Collected data:
--- start ---

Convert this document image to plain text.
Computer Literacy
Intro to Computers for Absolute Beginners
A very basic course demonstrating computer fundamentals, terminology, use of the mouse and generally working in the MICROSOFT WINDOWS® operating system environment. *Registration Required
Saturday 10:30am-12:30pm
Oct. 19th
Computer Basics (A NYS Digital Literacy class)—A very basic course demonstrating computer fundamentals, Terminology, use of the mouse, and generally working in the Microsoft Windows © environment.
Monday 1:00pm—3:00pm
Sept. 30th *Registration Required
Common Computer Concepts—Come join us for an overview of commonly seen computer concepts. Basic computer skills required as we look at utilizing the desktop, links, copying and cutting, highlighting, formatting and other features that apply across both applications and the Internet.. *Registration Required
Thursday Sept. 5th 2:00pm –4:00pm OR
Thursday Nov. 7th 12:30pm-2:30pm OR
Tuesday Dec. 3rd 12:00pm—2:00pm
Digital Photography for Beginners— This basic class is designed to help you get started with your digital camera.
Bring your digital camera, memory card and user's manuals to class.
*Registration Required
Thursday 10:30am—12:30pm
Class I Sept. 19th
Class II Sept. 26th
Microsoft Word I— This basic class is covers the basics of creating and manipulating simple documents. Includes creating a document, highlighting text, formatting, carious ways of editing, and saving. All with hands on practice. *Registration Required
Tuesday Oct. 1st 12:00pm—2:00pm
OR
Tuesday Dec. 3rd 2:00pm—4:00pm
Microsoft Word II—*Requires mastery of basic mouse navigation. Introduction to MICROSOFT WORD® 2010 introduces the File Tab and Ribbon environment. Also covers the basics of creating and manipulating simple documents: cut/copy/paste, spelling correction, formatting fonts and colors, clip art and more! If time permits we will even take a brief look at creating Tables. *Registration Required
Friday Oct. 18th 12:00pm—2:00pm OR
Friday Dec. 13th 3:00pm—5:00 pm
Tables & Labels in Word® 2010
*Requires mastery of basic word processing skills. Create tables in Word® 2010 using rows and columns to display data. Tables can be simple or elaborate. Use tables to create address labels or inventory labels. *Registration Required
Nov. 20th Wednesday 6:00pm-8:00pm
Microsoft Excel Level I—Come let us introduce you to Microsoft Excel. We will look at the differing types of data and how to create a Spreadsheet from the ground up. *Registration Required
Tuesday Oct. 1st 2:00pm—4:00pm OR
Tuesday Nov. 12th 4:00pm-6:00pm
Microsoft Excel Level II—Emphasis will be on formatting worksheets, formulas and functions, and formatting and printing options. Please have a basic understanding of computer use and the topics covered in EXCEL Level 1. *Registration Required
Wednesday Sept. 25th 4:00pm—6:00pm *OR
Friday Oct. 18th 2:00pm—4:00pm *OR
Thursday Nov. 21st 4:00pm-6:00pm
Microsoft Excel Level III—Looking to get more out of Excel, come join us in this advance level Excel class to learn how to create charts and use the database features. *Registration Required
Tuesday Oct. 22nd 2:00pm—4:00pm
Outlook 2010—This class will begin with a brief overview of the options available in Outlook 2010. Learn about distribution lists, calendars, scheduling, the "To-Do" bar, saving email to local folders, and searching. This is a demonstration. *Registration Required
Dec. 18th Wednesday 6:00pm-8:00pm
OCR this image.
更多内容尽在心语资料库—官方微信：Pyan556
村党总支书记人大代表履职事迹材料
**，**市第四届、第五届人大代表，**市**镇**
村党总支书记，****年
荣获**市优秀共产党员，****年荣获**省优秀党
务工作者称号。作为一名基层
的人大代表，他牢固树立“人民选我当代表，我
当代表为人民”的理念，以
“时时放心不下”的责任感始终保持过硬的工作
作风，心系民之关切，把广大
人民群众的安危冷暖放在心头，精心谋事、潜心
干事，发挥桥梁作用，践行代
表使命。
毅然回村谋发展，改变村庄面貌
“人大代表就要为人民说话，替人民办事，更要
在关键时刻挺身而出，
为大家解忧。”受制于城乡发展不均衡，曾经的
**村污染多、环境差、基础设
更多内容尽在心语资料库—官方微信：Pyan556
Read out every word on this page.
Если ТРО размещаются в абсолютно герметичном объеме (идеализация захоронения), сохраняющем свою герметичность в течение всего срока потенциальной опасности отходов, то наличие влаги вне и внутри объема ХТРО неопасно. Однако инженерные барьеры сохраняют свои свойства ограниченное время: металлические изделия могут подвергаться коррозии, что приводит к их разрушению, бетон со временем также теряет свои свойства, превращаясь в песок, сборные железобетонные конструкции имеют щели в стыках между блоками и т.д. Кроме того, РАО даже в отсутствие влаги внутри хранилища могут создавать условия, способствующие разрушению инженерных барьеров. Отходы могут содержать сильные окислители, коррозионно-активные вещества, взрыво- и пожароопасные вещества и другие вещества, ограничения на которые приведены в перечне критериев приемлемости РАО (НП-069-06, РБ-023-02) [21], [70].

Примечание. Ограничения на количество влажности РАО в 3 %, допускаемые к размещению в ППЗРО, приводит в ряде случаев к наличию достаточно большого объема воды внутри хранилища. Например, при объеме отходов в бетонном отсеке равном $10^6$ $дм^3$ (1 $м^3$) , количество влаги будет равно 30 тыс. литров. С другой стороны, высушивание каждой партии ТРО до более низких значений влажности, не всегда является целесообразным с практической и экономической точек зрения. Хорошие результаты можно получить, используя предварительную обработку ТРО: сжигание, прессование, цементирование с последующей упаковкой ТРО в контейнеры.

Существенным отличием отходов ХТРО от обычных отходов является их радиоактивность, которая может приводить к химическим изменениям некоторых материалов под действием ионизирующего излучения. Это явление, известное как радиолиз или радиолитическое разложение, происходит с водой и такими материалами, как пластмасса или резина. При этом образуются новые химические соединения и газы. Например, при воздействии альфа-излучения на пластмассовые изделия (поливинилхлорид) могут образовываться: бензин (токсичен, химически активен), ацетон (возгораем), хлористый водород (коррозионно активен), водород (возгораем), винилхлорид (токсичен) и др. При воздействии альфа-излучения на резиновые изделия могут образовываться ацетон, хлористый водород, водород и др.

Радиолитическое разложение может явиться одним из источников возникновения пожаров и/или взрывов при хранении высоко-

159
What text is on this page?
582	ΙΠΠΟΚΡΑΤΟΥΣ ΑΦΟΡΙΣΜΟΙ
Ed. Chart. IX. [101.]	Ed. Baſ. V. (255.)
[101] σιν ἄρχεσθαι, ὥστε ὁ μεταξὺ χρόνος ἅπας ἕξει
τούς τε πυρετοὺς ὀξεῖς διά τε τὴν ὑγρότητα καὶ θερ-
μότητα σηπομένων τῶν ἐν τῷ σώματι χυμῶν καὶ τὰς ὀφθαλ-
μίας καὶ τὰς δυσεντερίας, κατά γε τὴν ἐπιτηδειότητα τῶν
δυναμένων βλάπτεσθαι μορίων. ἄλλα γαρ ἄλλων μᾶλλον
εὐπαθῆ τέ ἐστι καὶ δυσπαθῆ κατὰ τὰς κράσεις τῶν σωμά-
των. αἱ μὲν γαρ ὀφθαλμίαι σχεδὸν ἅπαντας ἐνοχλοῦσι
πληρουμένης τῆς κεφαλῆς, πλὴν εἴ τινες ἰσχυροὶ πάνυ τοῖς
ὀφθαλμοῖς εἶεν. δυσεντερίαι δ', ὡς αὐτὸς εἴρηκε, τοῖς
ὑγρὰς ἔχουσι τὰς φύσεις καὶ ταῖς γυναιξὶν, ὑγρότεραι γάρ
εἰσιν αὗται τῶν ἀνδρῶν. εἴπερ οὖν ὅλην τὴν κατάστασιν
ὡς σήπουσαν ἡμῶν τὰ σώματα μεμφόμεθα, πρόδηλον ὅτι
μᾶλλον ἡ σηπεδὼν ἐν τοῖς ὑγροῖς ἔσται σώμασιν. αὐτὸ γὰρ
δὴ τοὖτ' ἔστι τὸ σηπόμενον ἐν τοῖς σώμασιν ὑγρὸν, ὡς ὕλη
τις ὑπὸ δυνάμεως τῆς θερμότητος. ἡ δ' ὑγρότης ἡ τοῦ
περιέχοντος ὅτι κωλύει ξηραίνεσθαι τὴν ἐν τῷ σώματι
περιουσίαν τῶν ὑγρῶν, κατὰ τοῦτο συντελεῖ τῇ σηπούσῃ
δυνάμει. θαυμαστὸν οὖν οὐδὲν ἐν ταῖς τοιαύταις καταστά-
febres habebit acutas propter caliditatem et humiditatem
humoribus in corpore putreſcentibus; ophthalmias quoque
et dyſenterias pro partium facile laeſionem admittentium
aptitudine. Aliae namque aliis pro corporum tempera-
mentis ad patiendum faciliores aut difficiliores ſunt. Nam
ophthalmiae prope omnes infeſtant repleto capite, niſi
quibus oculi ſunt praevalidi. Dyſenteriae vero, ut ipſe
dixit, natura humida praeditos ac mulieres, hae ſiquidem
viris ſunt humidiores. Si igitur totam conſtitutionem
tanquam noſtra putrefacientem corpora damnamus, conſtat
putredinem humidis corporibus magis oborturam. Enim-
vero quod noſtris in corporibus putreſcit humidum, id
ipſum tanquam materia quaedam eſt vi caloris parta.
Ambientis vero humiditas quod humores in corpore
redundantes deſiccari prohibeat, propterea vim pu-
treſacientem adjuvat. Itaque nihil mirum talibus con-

--- end ---

◆ **Exercise requirements**:
Select and copy each line from the data that includes the word "working".

◆ **Correct response**:
A very basic course demonstrating computer fundamentals, terminology, use of the mouse and generally working in the MICROSOFT WINDOWS® operating system environment. *Registration Required
Computer Basics (A NYS Digital Literacy class)—A very basic course demonstrating computer fundamentals, Terminology, use of the mouse, and generally working in the Microsoft Windows © environment.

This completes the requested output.